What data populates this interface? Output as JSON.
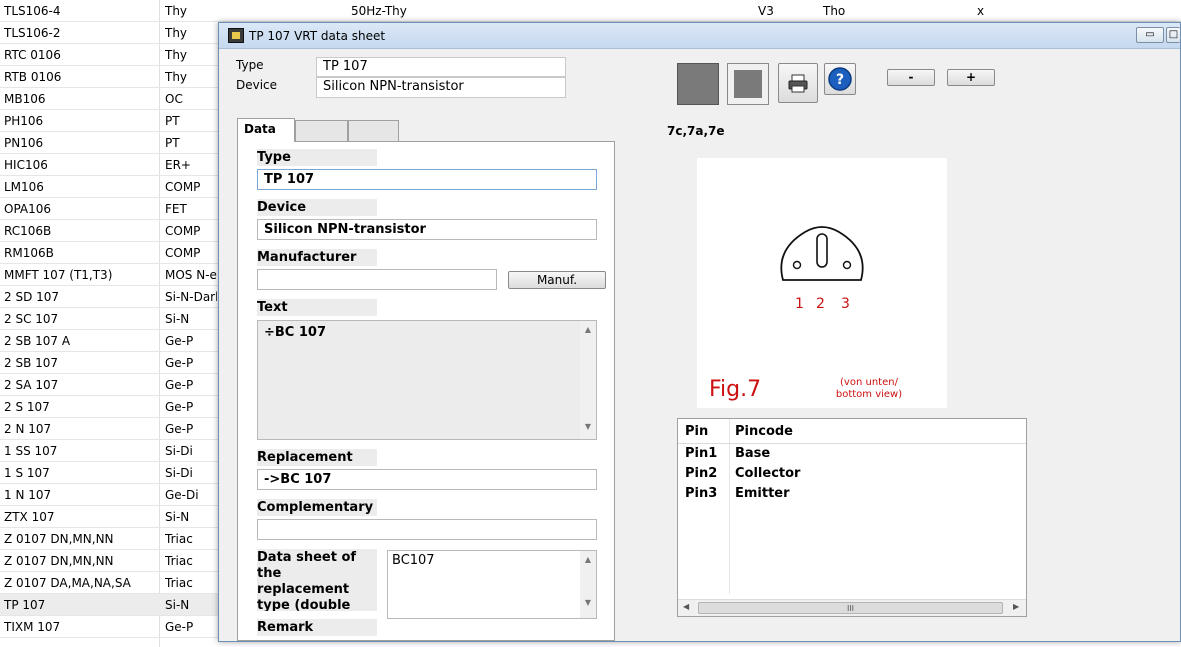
{
  "background_list": {
    "top_row": {
      "name": "TLS106-4",
      "type": "Thy",
      "desc": "50Hz-Thy",
      "c4": "V3",
      "c5": "Tho",
      "c6": "x"
    },
    "rows": [
      {
        "name": "TLS106-2",
        "type": "Thy"
      },
      {
        "name": "RTC 0106",
        "type": "Thy"
      },
      {
        "name": "RTB 0106",
        "type": "Thy"
      },
      {
        "name": "MB106",
        "type": "OC"
      },
      {
        "name": "PH106",
        "type": "PT"
      },
      {
        "name": "PN106",
        "type": "PT"
      },
      {
        "name": "HIC106",
        "type": "ER+"
      },
      {
        "name": "LM106",
        "type": "COMP"
      },
      {
        "name": "OPA106",
        "type": "FET"
      },
      {
        "name": "RC106B",
        "type": "COMP"
      },
      {
        "name": "RM106B",
        "type": "COMP"
      },
      {
        "name": "MMFT 107  (T1,T3)",
        "type": "MOS N-e"
      },
      {
        "name": "2 SD 107",
        "type": "Si-N-Darl"
      },
      {
        "name": "2 SC 107",
        "type": "Si-N"
      },
      {
        "name": "2 SB 107 A",
        "type": "Ge-P"
      },
      {
        "name": "2 SB 107",
        "type": "Ge-P"
      },
      {
        "name": "2 SA 107",
        "type": "Ge-P"
      },
      {
        "name": "2 S 107",
        "type": "Ge-P"
      },
      {
        "name": "2 N 107",
        "type": "Ge-P"
      },
      {
        "name": "1 SS 107",
        "type": "Si-Di"
      },
      {
        "name": "1 S 107",
        "type": "Si-Di"
      },
      {
        "name": "1 N 107",
        "type": "Ge-Di"
      },
      {
        "name": "ZTX 107",
        "type": "Si-N"
      },
      {
        "name": "Z 0107 DN,MN,NN",
        "type": "Triac"
      },
      {
        "name": "Z 0107 DN,MN,NN",
        "type": "Triac"
      },
      {
        "name": "Z 0107 DA,MA,NA,SA",
        "type": "Triac"
      },
      {
        "name": "TP 107",
        "type": "Si-N",
        "selected": true
      },
      {
        "name": "TIXM 107",
        "type": "Ge-P"
      }
    ]
  },
  "dialog": {
    "title": "TP 107 VRT data sheet",
    "header": {
      "type_label": "Type",
      "type_value": "TP 107",
      "device_label": "Device",
      "device_value": "Silicon NPN-transistor"
    },
    "tabs": [
      {
        "label": "Data"
      },
      {
        "label": ""
      },
      {
        "label": ""
      }
    ],
    "data_tab": {
      "type_label": "Type",
      "type_value": "TP 107",
      "device_label": "Device",
      "device_value": "Silicon NPN-transistor",
      "manufacturer_label": "Manufacturer",
      "manufacturer_value": "",
      "manuf_button": "Manuf.",
      "text_label": "Text",
      "text_value": "÷BC 107",
      "replacement_label": "Replacement",
      "replacement_value": "->BC 107",
      "complementary_label": "Complementary",
      "complementary_value": "",
      "datasheet_label": "Data sheet of the replacement type (double click!)",
      "datasheet_value": "BC107",
      "remark_label": "Remark"
    },
    "toolbar": {
      "minus_label": "-",
      "plus_label": "+"
    },
    "pin_codes_label": "7c,7a,7e",
    "figure": {
      "pins": [
        "1",
        "2",
        "3"
      ],
      "fig_label": "Fig.7",
      "note_line1": "(von unten/",
      "note_line2": "bottom view)"
    },
    "pin_table": {
      "headers": [
        "Pin",
        "Pincode"
      ],
      "rows": [
        {
          "pin": "Pin1",
          "code": "Base"
        },
        {
          "pin": "Pin2",
          "code": "Collector"
        },
        {
          "pin": "Pin3",
          "code": "Emitter"
        }
      ],
      "scroll_grip": "III"
    },
    "colors": {
      "accent_red": "#cc1111",
      "title_bar": "#c5d8ee",
      "help_blue": "#1d5fbf"
    }
  }
}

:::

EXERCISE – What you return should match the records above word for word, minus the pictures.

RESULT BELOW –
What data populates this interface? Output as JSON.
{
  "background_list": {
    "top_row": {
      "name": "TLS106-4",
      "type": "Thy",
      "desc": "50Hz-Thy",
      "c4": "V3",
      "c5": "Tho",
      "c6": "x"
    },
    "rows": [
      {
        "name": "TLS106-2",
        "type": "Thy"
      },
      {
        "name": "RTC 0106",
        "type": "Thy"
      },
      {
        "name": "RTB 0106",
        "type": "Thy"
      },
      {
        "name": "MB106",
        "type": "OC"
      },
      {
        "name": "PH106",
        "type": "PT"
      },
      {
        "name": "PN106",
        "type": "PT"
      },
      {
        "name": "HIC106",
        "type": "ER+"
      },
      {
        "name": "LM106",
        "type": "COMP"
      },
      {
        "name": "OPA106",
        "type": "FET"
      },
      {
        "name": "RC106B",
        "type": "COMP"
      },
      {
        "name": "RM106B",
        "type": "COMP"
      },
      {
        "name": "MMFT 107  (T1,T3)",
        "type": "MOS N-e"
      },
      {
        "name": "2 SD 107",
        "type": "Si-N-Darl"
      },
      {
        "name": "2 SC 107",
        "type": "Si-N"
      },
      {
        "name": "2 SB 107 A",
        "type": "Ge-P"
      },
      {
        "name": "2 SB 107",
        "type": "Ge-P"
      },
      {
        "name": "2 SA 107",
        "type": "Ge-P"
      },
      {
        "name": "2 S 107",
        "type": "Ge-P"
      },
      {
        "name": "2 N 107",
        "type": "Ge-P"
      },
      {
        "name": "1 SS 107",
        "type": "Si-Di"
      },
      {
        "name": "1 S 107",
        "type": "Si-Di"
      },
      {
        "name": "1 N 107",
        "type": "Ge-Di"
      },
      {
        "name": "ZTX 107",
        "type": "Si-N"
      },
      {
        "name": "Z 0107 DN,MN,NN",
        "type": "Triac"
      },
      {
        "name": "Z 0107 DN,MN,NN",
        "type": "Triac"
      },
      {
        "name": "Z 0107 DA,MA,NA,SA",
        "type": "Triac"
      },
      {
        "name": "TP 107",
        "type": "Si-N",
        "selected": true
      },
      {
        "name": "TIXM 107",
        "type": "Ge-P"
      }
    ]
  },
  "dialog": {
    "title": "TP 107 VRT data sheet",
    "header": {
      "type_label": "Type",
      "type_value": "TP 107",
      "device_label": "Device",
      "device_value": "Silicon NPN-transistor"
    },
    "tabs": [
      {
        "label": "Data"
      },
      {
        "label": ""
      },
      {
        "label": ""
      }
    ],
    "data_tab": {
      "type_label": "Type",
      "type_value": "TP 107",
      "device_label": "Device",
      "device_value": "Silicon NPN-transistor",
      "manufacturer_label": "Manufacturer",
      "manufacturer_value": "",
      "manuf_button": "Manuf.",
      "text_label": "Text",
      "text_value": "÷BC 107",
      "replacement_label": "Replacement",
      "replacement_value": "->BC 107",
      "complementary_label": "Complementary",
      "complementary_value": "",
      "datasheet_label": "Data sheet of the replacement type (double click!)",
      "datasheet_value": "BC107",
      "remark_label": "Remark"
    },
    "toolbar": {
      "minus_label": "-",
      "plus_label": "+"
    },
    "pin_codes_label": "7c,7a,7e",
    "figure": {
      "pins": [
        "1",
        "2",
        "3"
      ],
      "fig_label": "Fig.7",
      "note_line1": "(von unten/",
      "note_line2": "bottom view)"
    },
    "pin_table": {
      "headers": [
        "Pin",
        "Pincode"
      ],
      "rows": [
        {
          "pin": "Pin1",
          "code": "Base"
        },
        {
          "pin": "Pin2",
          "code": "Collector"
        },
        {
          "pin": "Pin3",
          "code": "Emitter"
        }
      ],
      "scroll_grip": "III"
    },
    "colors": {
      "accent_red": "#cc1111",
      "title_bar": "#c5d8ee",
      "help_blue": "#1d5fbf"
    }
  }
}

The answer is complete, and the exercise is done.